» STATED GOAL
From the line that contains "What's the underlying" to the last line of the data below, transcribe every line exactly. Do not include the pictures.

-- SUPPLIED MATERIAL start --

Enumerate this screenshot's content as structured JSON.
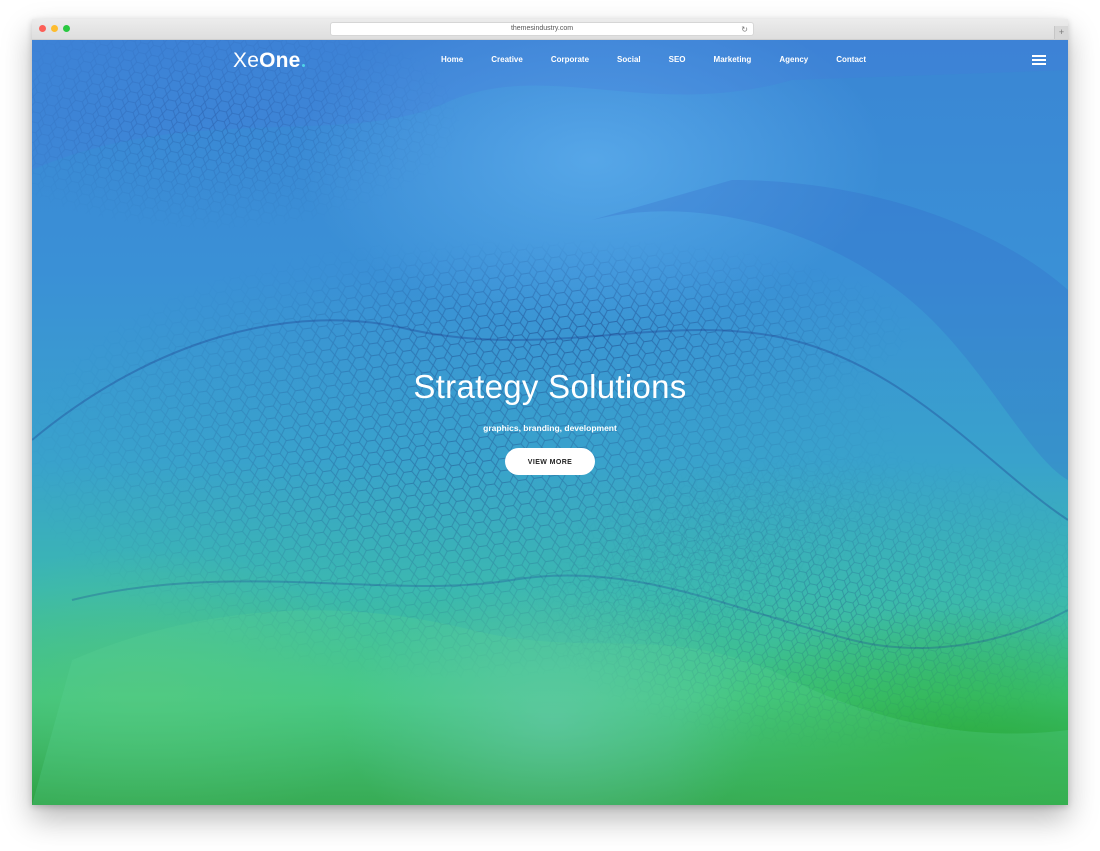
{
  "browser": {
    "url": "themesindustry.com",
    "reload_icon": "reload-icon",
    "new_tab_icon": "plus-icon",
    "new_tab_glyph": "+",
    "reload_glyph": "↻"
  },
  "header": {
    "logo_part1": "Xe",
    "logo_part2": "One",
    "nav": [
      {
        "label": "Home"
      },
      {
        "label": "Creative"
      },
      {
        "label": "Corporate"
      },
      {
        "label": "Social"
      },
      {
        "label": "SEO"
      },
      {
        "label": "Marketing"
      },
      {
        "label": "Agency"
      },
      {
        "label": "Contact"
      }
    ],
    "menu_icon": "hamburger-icon"
  },
  "hero": {
    "title": "Strategy Solutions",
    "subtitle": "graphics, branding, development",
    "cta_label": "VIEW MORE"
  },
  "colors": {
    "accent_dot": "#4fd3e8",
    "hero_top": "#3a86d4",
    "hero_bottom": "#2c9e3e"
  }
}
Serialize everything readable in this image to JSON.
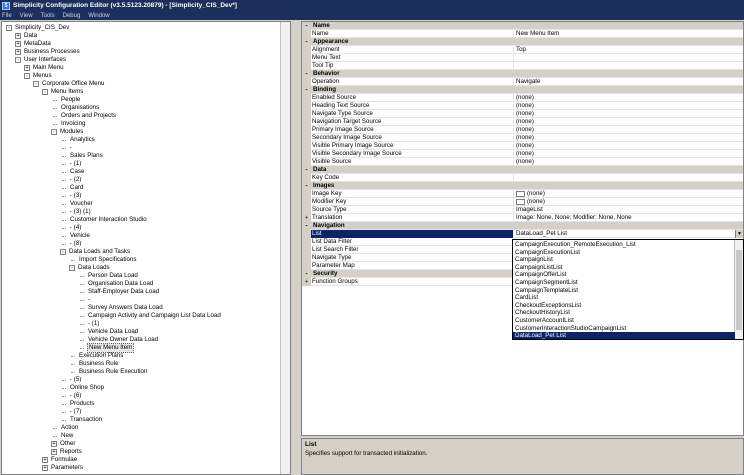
{
  "window": {
    "title": "Simplicity Configuration Editor (v3.5.5123.20879) - [Simplicity_CIS_Dev*]"
  },
  "menu": [
    "File",
    "View",
    "Tools",
    "Debug",
    "Window"
  ],
  "tree": [
    {
      "label": "Simplicity_CIS_Dev",
      "indent": 0,
      "exp": "-"
    },
    {
      "label": "Data",
      "indent": 1,
      "exp": "+"
    },
    {
      "label": "MetaData",
      "indent": 1,
      "exp": "+"
    },
    {
      "label": "Business Processes",
      "indent": 1,
      "exp": "+"
    },
    {
      "label": "User Interfaces",
      "indent": 1,
      "exp": "-"
    },
    {
      "label": "Main Menu",
      "indent": 2,
      "exp": "+"
    },
    {
      "label": "Menus",
      "indent": 2,
      "exp": "-"
    },
    {
      "label": "Corporate Office Menu",
      "indent": 3,
      "exp": "-"
    },
    {
      "label": "Menu Items",
      "indent": 4,
      "exp": "-"
    },
    {
      "label": "People",
      "indent": 5,
      "exp": ""
    },
    {
      "label": "Organisations",
      "indent": 5,
      "exp": ""
    },
    {
      "label": "Orders and Projects",
      "indent": 5,
      "exp": ""
    },
    {
      "label": "Invoicing",
      "indent": 5,
      "exp": ""
    },
    {
      "label": "Modules",
      "indent": 5,
      "exp": "-"
    },
    {
      "label": "Analytics",
      "indent": 6,
      "exp": ""
    },
    {
      "label": "-",
      "indent": 6,
      "exp": ""
    },
    {
      "label": "Sales Plans",
      "indent": 6,
      "exp": ""
    },
    {
      "label": "- (1)",
      "indent": 6,
      "exp": ""
    },
    {
      "label": "Case",
      "indent": 6,
      "exp": ""
    },
    {
      "label": "- (2)",
      "indent": 6,
      "exp": ""
    },
    {
      "label": "Card",
      "indent": 6,
      "exp": ""
    },
    {
      "label": "- (3)",
      "indent": 6,
      "exp": ""
    },
    {
      "label": "Voucher",
      "indent": 6,
      "exp": ""
    },
    {
      "label": "- (3) (1)",
      "indent": 6,
      "exp": ""
    },
    {
      "label": "Customer Interaction Studio",
      "indent": 6,
      "exp": ""
    },
    {
      "label": "- (4)",
      "indent": 6,
      "exp": ""
    },
    {
      "label": "Vehicle",
      "indent": 6,
      "exp": ""
    },
    {
      "label": "- (8)",
      "indent": 6,
      "exp": ""
    },
    {
      "label": "Data Loads and Tasks",
      "indent": 6,
      "exp": "-"
    },
    {
      "label": "Import Specifications",
      "indent": 7,
      "exp": ""
    },
    {
      "label": "Data Loads",
      "indent": 7,
      "exp": "-"
    },
    {
      "label": "Person Data Load",
      "indent": 8,
      "exp": ""
    },
    {
      "label": "Organisation Data Load",
      "indent": 8,
      "exp": ""
    },
    {
      "label": "Staff-Employer Data Load",
      "indent": 8,
      "exp": ""
    },
    {
      "label": "-",
      "indent": 8,
      "exp": ""
    },
    {
      "label": "Survey Answers Data Load",
      "indent": 8,
      "exp": ""
    },
    {
      "label": "Campaign Activity and Campaign List Data Load",
      "indent": 8,
      "exp": ""
    },
    {
      "label": "- (1)",
      "indent": 8,
      "exp": ""
    },
    {
      "label": "Vehicle Data Load",
      "indent": 8,
      "exp": ""
    },
    {
      "label": "Vehicle Owner Data Load",
      "indent": 8,
      "exp": ""
    },
    {
      "label": "New Menu Item",
      "indent": 8,
      "exp": "",
      "selected": true
    },
    {
      "label": "Execution Plans",
      "indent": 7,
      "exp": ""
    },
    {
      "label": "Business Rule",
      "indent": 7,
      "exp": ""
    },
    {
      "label": "Business Rule Execution",
      "indent": 7,
      "exp": ""
    },
    {
      "label": "- (5)",
      "indent": 6,
      "exp": ""
    },
    {
      "label": "Online Shop",
      "indent": 6,
      "exp": ""
    },
    {
      "label": "- (6)",
      "indent": 6,
      "exp": ""
    },
    {
      "label": "Products",
      "indent": 6,
      "exp": ""
    },
    {
      "label": "- (7)",
      "indent": 6,
      "exp": ""
    },
    {
      "label": "Transaction",
      "indent": 6,
      "exp": ""
    },
    {
      "label": "Action",
      "indent": 5,
      "exp": ""
    },
    {
      "label": "New",
      "indent": 5,
      "exp": ""
    },
    {
      "label": "Other",
      "indent": 5,
      "exp": "+"
    },
    {
      "label": "Reports",
      "indent": 5,
      "exp": "+"
    },
    {
      "label": "Formulae",
      "indent": 4,
      "exp": "+"
    },
    {
      "label": "Parameters",
      "indent": 4,
      "exp": "+"
    }
  ],
  "properties": [
    {
      "cat": "Name",
      "exp": "-"
    },
    {
      "name": "Name",
      "value": "New Menu Item"
    },
    {
      "cat": "Appearance",
      "exp": "-"
    },
    {
      "name": "Alignment",
      "value": "Top"
    },
    {
      "name": "Menu Text",
      "value": ""
    },
    {
      "name": "Tool Tip",
      "value": ""
    },
    {
      "cat": "Behavior",
      "exp": "-"
    },
    {
      "name": "Operation",
      "value": "Navigate"
    },
    {
      "cat": "Binding",
      "exp": "-"
    },
    {
      "name": "Enabled Source",
      "value": "(none)"
    },
    {
      "name": "Heading Text Source",
      "value": "(none)"
    },
    {
      "name": "Navigate Type Source",
      "value": "(none)"
    },
    {
      "name": "Navigation Target Source",
      "value": "(none)"
    },
    {
      "name": "Primary Image Source",
      "value": "(none)"
    },
    {
      "name": "Secondary Image Source",
      "value": "(none)"
    },
    {
      "name": "Visible Primary Image Source",
      "value": "(none)"
    },
    {
      "name": "Visible Secondary Image Source",
      "value": "(none)"
    },
    {
      "name": "Visible Source",
      "value": "(none)"
    },
    {
      "cat": "Data",
      "exp": "-"
    },
    {
      "name": "Key Code",
      "value": ""
    },
    {
      "cat": "Images",
      "exp": "-"
    },
    {
      "name": "Image Key",
      "value": "(none)",
      "swatch": true
    },
    {
      "name": "Modifier Key",
      "value": "(none)",
      "swatch": true
    },
    {
      "name": "Source Type",
      "value": "ImageList"
    },
    {
      "name": "Translation",
      "value": "Image: None, None; Modifier: None, None",
      "exp": "+"
    },
    {
      "cat": "Navigation",
      "exp": "-"
    },
    {
      "name": "List",
      "value": "DataLoad_Pet List",
      "selected": true,
      "dropdown": true
    },
    {
      "name": "List Data Filter",
      "value": ""
    },
    {
      "name": "List Search Filter",
      "value": ""
    },
    {
      "name": "Navigate Type",
      "value": ""
    },
    {
      "name": "Parameter Map",
      "value": ""
    },
    {
      "cat": "Security",
      "exp": "-"
    },
    {
      "name": "Function Groups",
      "value": "",
      "exp": "+"
    }
  ],
  "dropdown_items": [
    {
      "label": "CampaignExecution_RemoteExecution_List"
    },
    {
      "label": "CampaignExecutionList"
    },
    {
      "label": "CampaignList"
    },
    {
      "label": "CampaignListList"
    },
    {
      "label": "CampaignOfferList"
    },
    {
      "label": "CampaignSegmentList"
    },
    {
      "label": "CampaignTemplateList"
    },
    {
      "label": "CardList"
    },
    {
      "label": "CheckoutExceptionsList"
    },
    {
      "label": "CheckoutHistoryList"
    },
    {
      "label": "CustomerAccountList"
    },
    {
      "label": "CustomerInteractionStudioCampaignList"
    },
    {
      "label": "DataLoad_Pet List",
      "selected": true
    }
  ],
  "description": {
    "title": "List",
    "text": "Specifies support for transacted initialization."
  }
}
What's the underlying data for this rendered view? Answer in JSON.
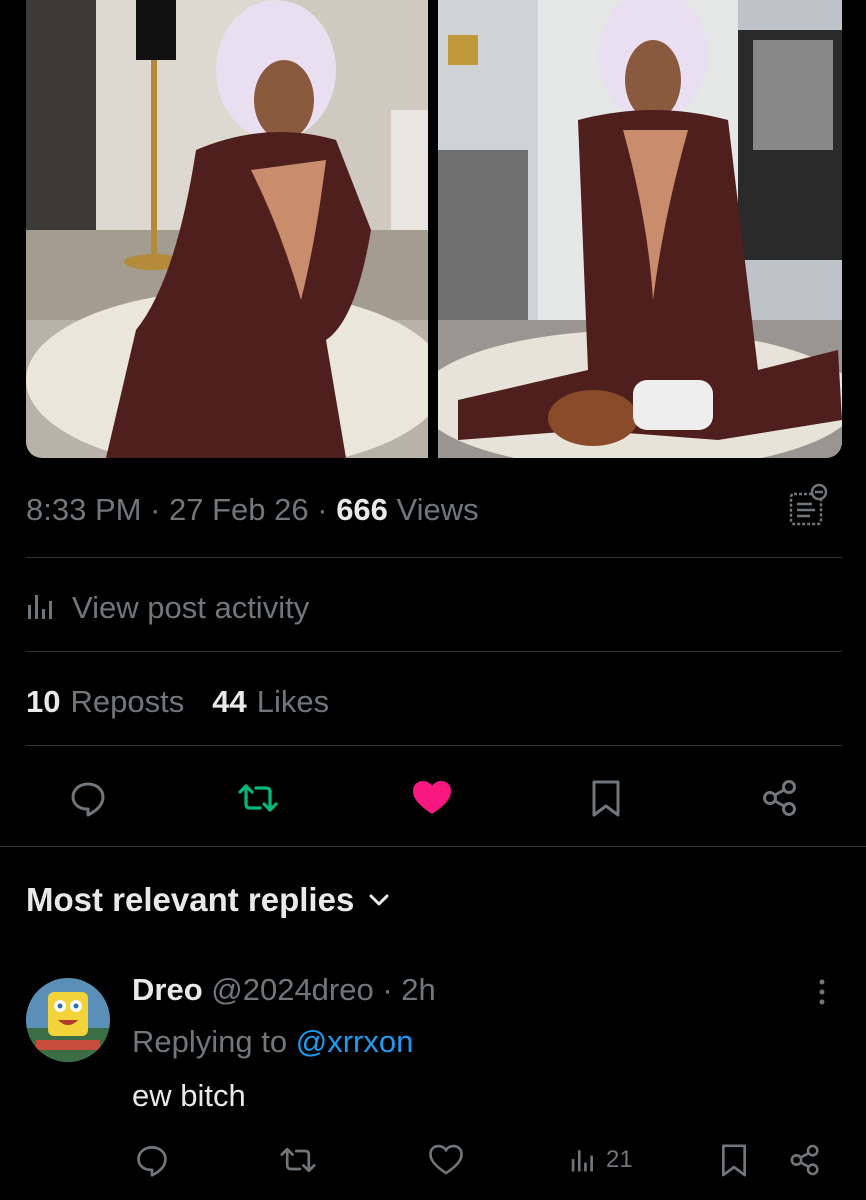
{
  "media": {
    "left_alt": "sim-character-photo-1",
    "right_alt": "sim-character-photo-2"
  },
  "post_meta": {
    "time": "8:33 PM",
    "sep1": " · ",
    "date": "27 Feb 26",
    "sep2": " · ",
    "views_count": "666",
    "views_label": " Views"
  },
  "activity": {
    "label": "View post activity"
  },
  "stats": {
    "reposts_count": "10",
    "reposts_label": "Reposts",
    "likes_count": "44",
    "likes_label": "Likes"
  },
  "colors": {
    "accent_blue": "#1d9bf0",
    "repost_green": "#00ba7c",
    "like_pink": "#f91880",
    "muted": "#71767b"
  },
  "actions": {
    "icons": [
      "reply-icon",
      "repost-icon",
      "like-icon",
      "bookmark-icon",
      "share-icon"
    ]
  },
  "replies": {
    "header": "Most relevant replies"
  },
  "reply": {
    "name": "Dreo",
    "handle": " @2024dreo · 2h",
    "replying_prefix": "Replying to ",
    "replying_mention": "@xrrxon",
    "text": "ew bitch",
    "views_count": "21"
  }
}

-- SUPPLIED MATERIAL end --

» RESPONSE TO THIS TASK
What's the underlying data for this rendered view? Answer in JSON.
{
  "media": {
    "left_alt": "sim-character-photo-1",
    "right_alt": "sim-character-photo-2"
  },
  "post_meta": {
    "time": "8:33 PM",
    "sep1": " · ",
    "date": "27 Feb 26",
    "sep2": " · ",
    "views_count": "666",
    "views_label": " Views"
  },
  "activity": {
    "label": "View post activity"
  },
  "stats": {
    "reposts_count": "10",
    "reposts_label": "Reposts",
    "likes_count": "44",
    "likes_label": "Likes"
  },
  "colors": {
    "accent_blue": "#1d9bf0",
    "repost_green": "#00ba7c",
    "like_pink": "#f91880",
    "muted": "#71767b"
  },
  "actions": {
    "icons": [
      "reply-icon",
      "repost-icon",
      "like-icon",
      "bookmark-icon",
      "share-icon"
    ]
  },
  "replies": {
    "header": "Most relevant replies"
  },
  "reply": {
    "name": "Dreo",
    "handle": " @2024dreo · 2h",
    "replying_prefix": "Replying to ",
    "replying_mention": "@xrrxon",
    "text": "ew bitch",
    "views_count": "21"
  }
}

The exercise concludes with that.